#### [What to work on]
Write out all of the records precisely. Skip anything that is a picture.
┌─ Source data
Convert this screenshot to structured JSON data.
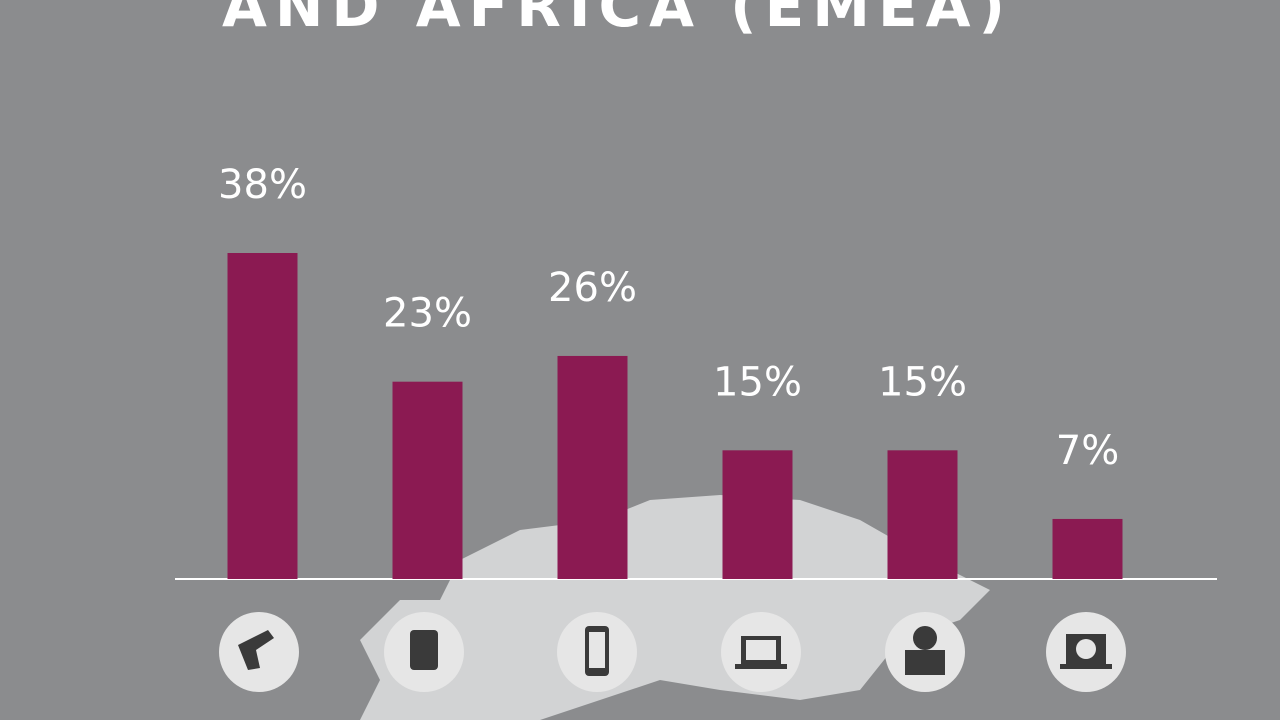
{
  "chart_data": {
    "type": "bar",
    "title": "AND AFRICA (EMEA)",
    "categories": [
      null,
      null,
      null,
      null,
      null,
      null
    ],
    "values": [
      38,
      23,
      26,
      15,
      15,
      7
    ],
    "value_labels": [
      "38%",
      "23%",
      "26%",
      "15%",
      "15%",
      "7%"
    ],
    "color": "#8b1a52"
  }
}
└─
#### [Correct result]
Convert this screenshot to structured JSON data.
{
  "chart_data": {
    "type": "bar",
    "title": "AND AFRICA (EMEA)",
    "categories": [
      null,
      null,
      null,
      null,
      null,
      null
    ],
    "values": [
      38,
      23,
      26,
      15,
      15,
      7
    ],
    "value_labels": [
      "38%",
      "23%",
      "26%",
      "15%",
      "15%",
      "7%"
    ],
    "color": "#8b1a52"
  }
}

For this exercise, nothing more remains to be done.